WRITTEN EXERCISE:
Reproduce the data verbatim from the line with "enumerate the UI" to the line with "data-point bbox=[605, 303, 619, 317]", both included. Leave out any pictures.
─── INPUT MATERIAL ───
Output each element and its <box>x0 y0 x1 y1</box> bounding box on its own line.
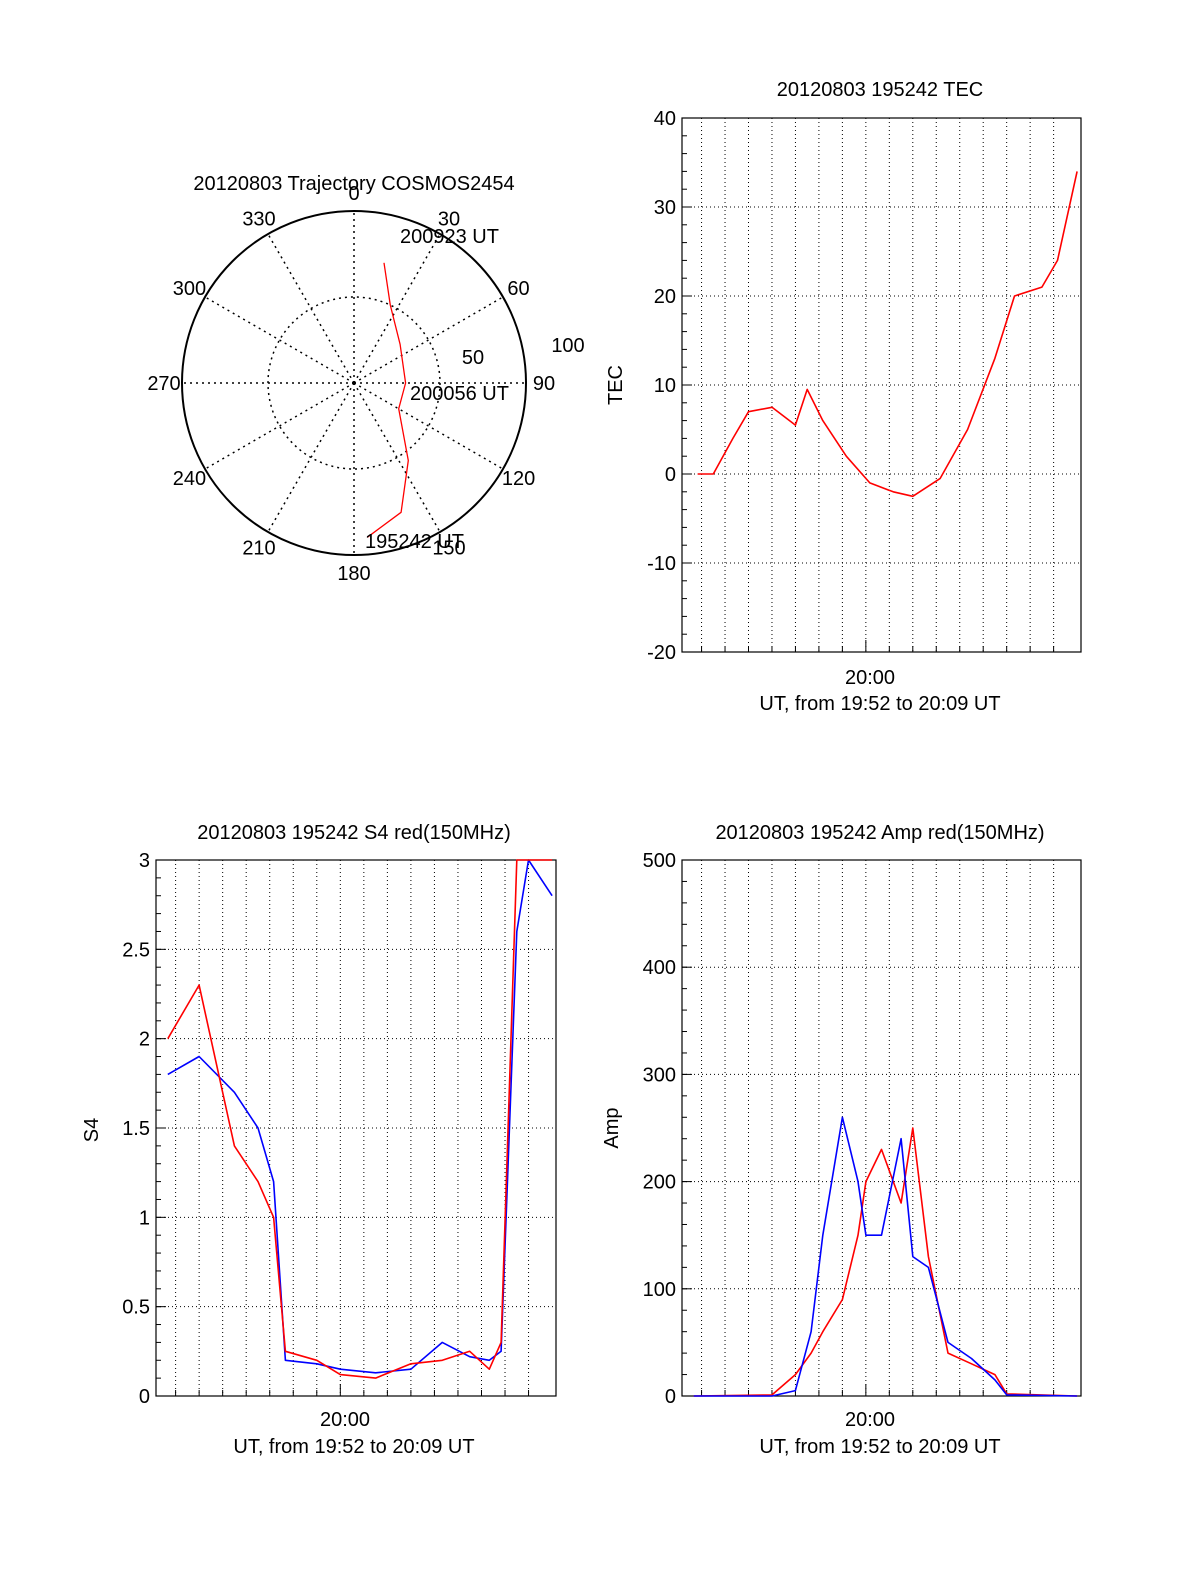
───
─── INPUT MATERIAL ───
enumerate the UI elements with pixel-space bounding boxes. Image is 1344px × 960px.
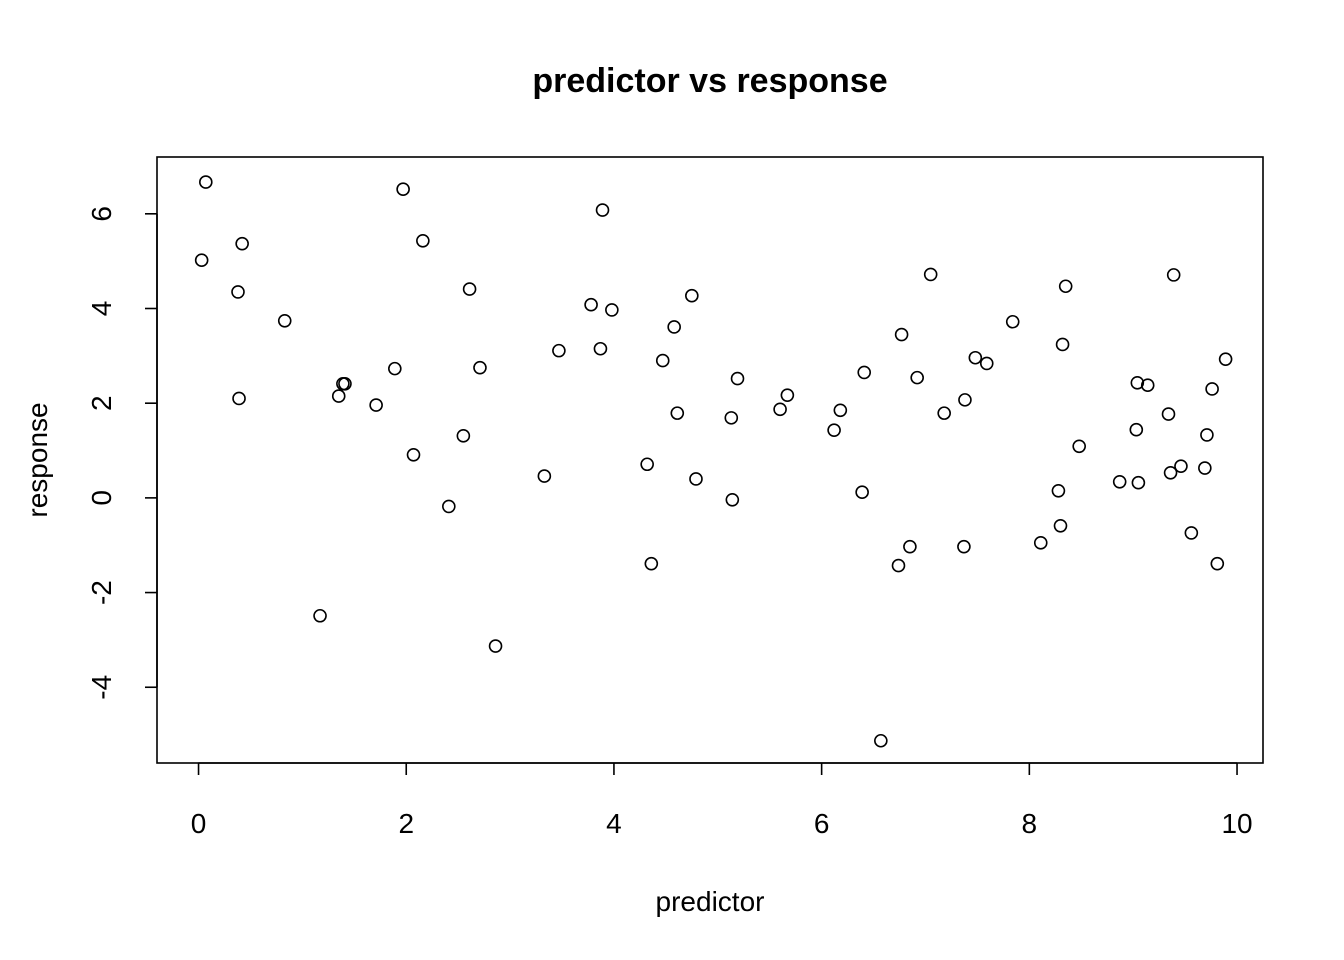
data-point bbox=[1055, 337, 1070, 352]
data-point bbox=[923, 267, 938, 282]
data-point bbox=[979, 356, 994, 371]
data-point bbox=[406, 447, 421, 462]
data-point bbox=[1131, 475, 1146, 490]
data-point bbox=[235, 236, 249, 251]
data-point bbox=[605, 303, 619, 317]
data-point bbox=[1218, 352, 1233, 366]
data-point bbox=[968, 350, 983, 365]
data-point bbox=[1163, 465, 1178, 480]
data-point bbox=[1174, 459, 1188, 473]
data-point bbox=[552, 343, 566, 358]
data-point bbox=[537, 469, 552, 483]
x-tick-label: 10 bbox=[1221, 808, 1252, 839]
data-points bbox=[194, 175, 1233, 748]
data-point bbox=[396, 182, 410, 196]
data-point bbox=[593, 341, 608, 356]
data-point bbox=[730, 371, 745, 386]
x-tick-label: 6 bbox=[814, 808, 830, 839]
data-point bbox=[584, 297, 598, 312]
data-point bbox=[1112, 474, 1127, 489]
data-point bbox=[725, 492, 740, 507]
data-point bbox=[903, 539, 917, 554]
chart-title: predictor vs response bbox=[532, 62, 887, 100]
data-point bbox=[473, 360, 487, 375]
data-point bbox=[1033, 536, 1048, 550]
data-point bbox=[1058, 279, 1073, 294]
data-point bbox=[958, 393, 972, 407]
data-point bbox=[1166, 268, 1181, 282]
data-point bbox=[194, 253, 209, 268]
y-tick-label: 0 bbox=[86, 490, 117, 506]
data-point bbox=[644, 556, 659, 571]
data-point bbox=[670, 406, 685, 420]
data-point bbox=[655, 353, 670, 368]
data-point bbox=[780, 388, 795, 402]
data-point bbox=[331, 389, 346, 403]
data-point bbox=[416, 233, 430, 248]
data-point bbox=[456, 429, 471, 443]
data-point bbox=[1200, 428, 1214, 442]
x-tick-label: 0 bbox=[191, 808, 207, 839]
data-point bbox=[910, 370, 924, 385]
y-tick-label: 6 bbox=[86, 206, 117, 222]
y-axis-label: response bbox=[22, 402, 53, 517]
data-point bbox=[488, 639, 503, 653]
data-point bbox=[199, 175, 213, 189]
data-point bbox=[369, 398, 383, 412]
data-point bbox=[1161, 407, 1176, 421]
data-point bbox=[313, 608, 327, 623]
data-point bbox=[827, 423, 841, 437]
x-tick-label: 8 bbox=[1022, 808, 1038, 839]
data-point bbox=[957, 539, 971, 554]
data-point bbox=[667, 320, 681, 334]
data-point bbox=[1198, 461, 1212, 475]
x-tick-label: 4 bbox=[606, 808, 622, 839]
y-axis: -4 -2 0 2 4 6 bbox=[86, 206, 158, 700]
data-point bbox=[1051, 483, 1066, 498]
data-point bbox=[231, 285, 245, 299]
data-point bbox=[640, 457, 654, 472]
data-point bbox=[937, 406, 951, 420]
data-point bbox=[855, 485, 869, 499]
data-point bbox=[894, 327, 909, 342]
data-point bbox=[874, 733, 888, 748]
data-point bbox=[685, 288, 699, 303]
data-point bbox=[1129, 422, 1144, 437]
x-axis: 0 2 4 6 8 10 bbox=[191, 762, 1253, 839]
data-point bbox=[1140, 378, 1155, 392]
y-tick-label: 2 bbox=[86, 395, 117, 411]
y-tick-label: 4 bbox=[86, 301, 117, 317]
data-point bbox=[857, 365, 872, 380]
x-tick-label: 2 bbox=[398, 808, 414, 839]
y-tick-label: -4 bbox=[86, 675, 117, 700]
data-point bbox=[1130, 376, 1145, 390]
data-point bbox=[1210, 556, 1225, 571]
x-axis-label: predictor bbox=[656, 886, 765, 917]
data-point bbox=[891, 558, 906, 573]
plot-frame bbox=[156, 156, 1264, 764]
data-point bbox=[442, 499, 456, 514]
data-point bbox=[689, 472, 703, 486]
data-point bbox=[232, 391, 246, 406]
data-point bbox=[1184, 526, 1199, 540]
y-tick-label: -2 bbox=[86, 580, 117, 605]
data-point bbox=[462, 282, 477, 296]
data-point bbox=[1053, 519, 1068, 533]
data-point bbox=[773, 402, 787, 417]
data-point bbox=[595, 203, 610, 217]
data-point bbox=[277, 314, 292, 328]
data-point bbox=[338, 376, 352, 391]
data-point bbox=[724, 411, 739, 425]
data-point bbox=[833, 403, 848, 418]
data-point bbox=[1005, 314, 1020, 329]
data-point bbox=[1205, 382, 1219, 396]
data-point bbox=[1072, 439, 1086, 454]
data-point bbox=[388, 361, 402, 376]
───
EXERCISE OUTPUT:
enumerate the UI elements with pixel-space bounding boxes. Image is 1344px × 960px.
data-point bbox=[1055, 337, 1070, 352]
data-point bbox=[923, 267, 938, 282]
data-point bbox=[979, 356, 994, 371]
data-point bbox=[406, 447, 421, 462]
data-point bbox=[1131, 475, 1146, 490]
data-point bbox=[235, 236, 249, 251]
data-point bbox=[605, 303, 619, 317]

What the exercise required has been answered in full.